*** Records for the task
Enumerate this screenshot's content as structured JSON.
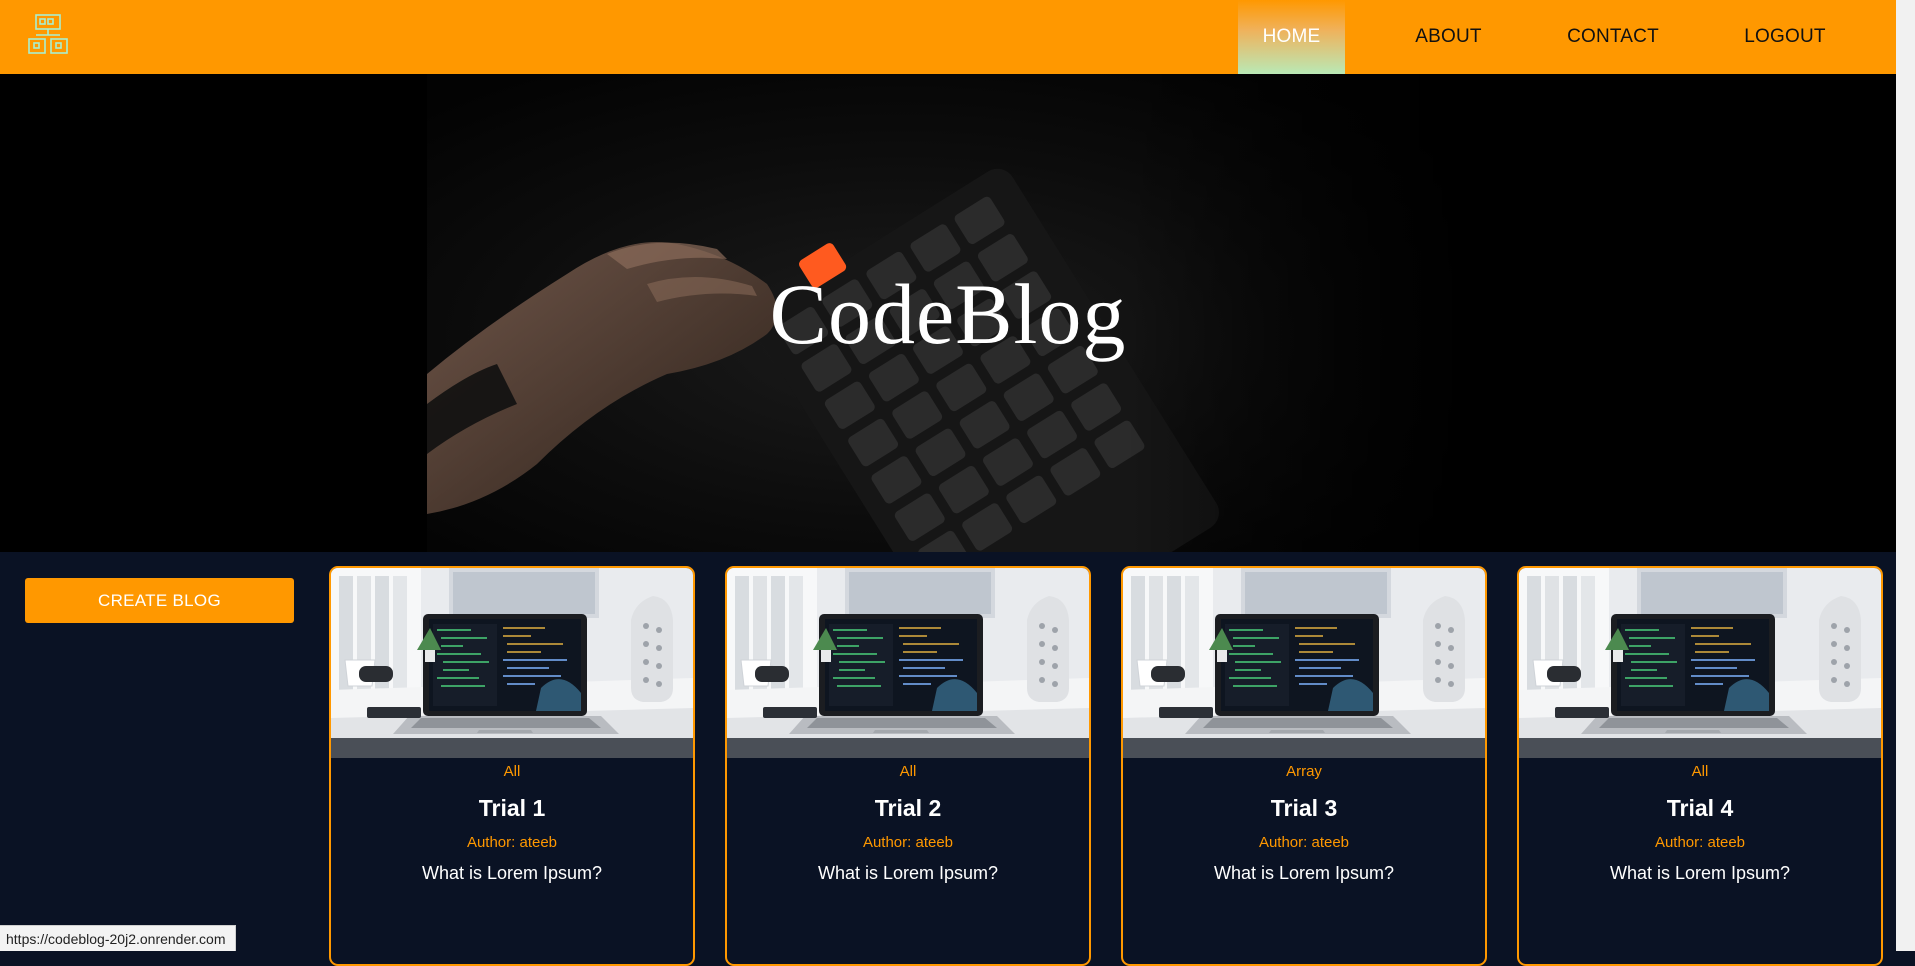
{
  "nav": {
    "items": [
      {
        "label": "HOME",
        "active": true
      },
      {
        "label": "ABOUT",
        "active": false
      },
      {
        "label": "CONTACT",
        "active": false
      },
      {
        "label": "LOGOUT",
        "active": false
      }
    ]
  },
  "hero": {
    "title": "CodeBlog"
  },
  "sidebar": {
    "create_label": "CREATE BLOG"
  },
  "cards": [
    {
      "category": "All",
      "title": "Trial 1",
      "author": "Author: ateeb",
      "description": "What is Lorem Ipsum?"
    },
    {
      "category": "All",
      "title": "Trial 2",
      "author": "Author: ateeb",
      "description": "What is Lorem Ipsum?"
    },
    {
      "category": "Array",
      "title": "Trial 3",
      "author": "Author: ateeb",
      "description": "What is Lorem Ipsum?"
    },
    {
      "category": "All",
      "title": "Trial 4",
      "author": "Author: ateeb",
      "description": "What is Lorem Ipsum?"
    }
  ],
  "status_bar": {
    "url": "https://codeblog-20j2.onrender.com"
  },
  "colors": {
    "accent": "#ff9800",
    "background": "#0a1224",
    "hero_bg": "#000000"
  }
}
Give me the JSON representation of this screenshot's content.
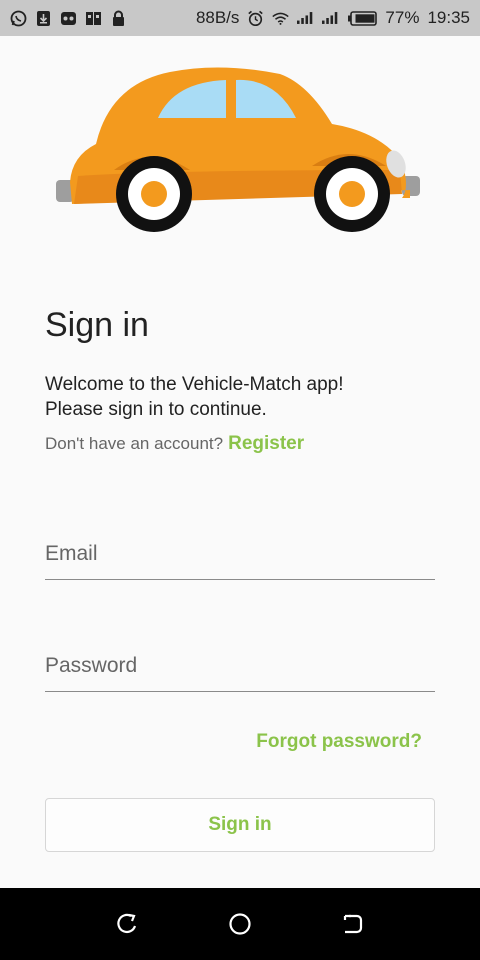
{
  "status_bar": {
    "net_speed": "88B/s",
    "battery": "77%",
    "time": "19:35",
    "left_icons": [
      "whatsapp-icon",
      "download-icon",
      "gamepad-icon",
      "sim-icon",
      "lock-icon"
    ],
    "right_icons": [
      "alarm-icon",
      "wifi-icon",
      "signal-icon",
      "signal-icon",
      "battery-icon"
    ]
  },
  "signin": {
    "title": "Sign in",
    "welcome_line1": "Welcome to the Vehicle-Match app!",
    "welcome_line2": "Please sign in to continue.",
    "no_account": "Don't have an account?",
    "register": "Register",
    "email_placeholder": "Email",
    "password_placeholder": "Password",
    "forgot": "Forgot password?",
    "button": "Sign in"
  },
  "nav": {
    "back_icon": "back-icon",
    "home_icon": "home-icon",
    "recents_icon": "recents-icon"
  },
  "colors": {
    "accent": "#8bc34a",
    "car_body": "#f39a1e",
    "car_window": "#a9dcf5"
  }
}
******
• **What needs to be done**: Restate the records word for word, omitting images.

• **Response to this exercise**:
Enumerate this screenshot's content as structured JSON.
{
  "nav": {
    "items": [
      {
        "label": "HOME",
        "active": true
      },
      {
        "label": "ABOUT",
        "active": false
      },
      {
        "label": "CONTACT",
        "active": false
      },
      {
        "label": "LOGOUT",
        "active": false
      }
    ]
  },
  "hero": {
    "title": "CodeBlog"
  },
  "sidebar": {
    "create_label": "CREATE BLOG"
  },
  "cards": [
    {
      "category": "All",
      "title": "Trial 1",
      "author": "Author: ateeb",
      "description": "What is Lorem Ipsum?"
    },
    {
      "category": "All",
      "title": "Trial 2",
      "author": "Author: ateeb",
      "description": "What is Lorem Ipsum?"
    },
    {
      "category": "Array",
      "title": "Trial 3",
      "author": "Author: ateeb",
      "description": "What is Lorem Ipsum?"
    },
    {
      "category": "All",
      "title": "Trial 4",
      "author": "Author: ateeb",
      "description": "What is Lorem Ipsum?"
    }
  ],
  "status_bar": {
    "url": "https://codeblog-20j2.onrender.com"
  },
  "colors": {
    "accent": "#ff9800",
    "background": "#0a1224",
    "hero_bg": "#000000"
  }
}
Give me the JSON representation of this screenshot's content.
{
  "status_bar": {
    "net_speed": "88B/s",
    "battery": "77%",
    "time": "19:35",
    "left_icons": [
      "whatsapp-icon",
      "download-icon",
      "gamepad-icon",
      "sim-icon",
      "lock-icon"
    ],
    "right_icons": [
      "alarm-icon",
      "wifi-icon",
      "signal-icon",
      "signal-icon",
      "battery-icon"
    ]
  },
  "signin": {
    "title": "Sign in",
    "welcome_line1": "Welcome to the Vehicle-Match app!",
    "welcome_line2": "Please sign in to continue.",
    "no_account": "Don't have an account?",
    "register": "Register",
    "email_placeholder": "Email",
    "password_placeholder": "Password",
    "forgot": "Forgot password?",
    "button": "Sign in"
  },
  "nav": {
    "back_icon": "back-icon",
    "home_icon": "home-icon",
    "recents_icon": "recents-icon"
  },
  "colors": {
    "accent": "#8bc34a",
    "car_body": "#f39a1e",
    "car_window": "#a9dcf5"
  }
}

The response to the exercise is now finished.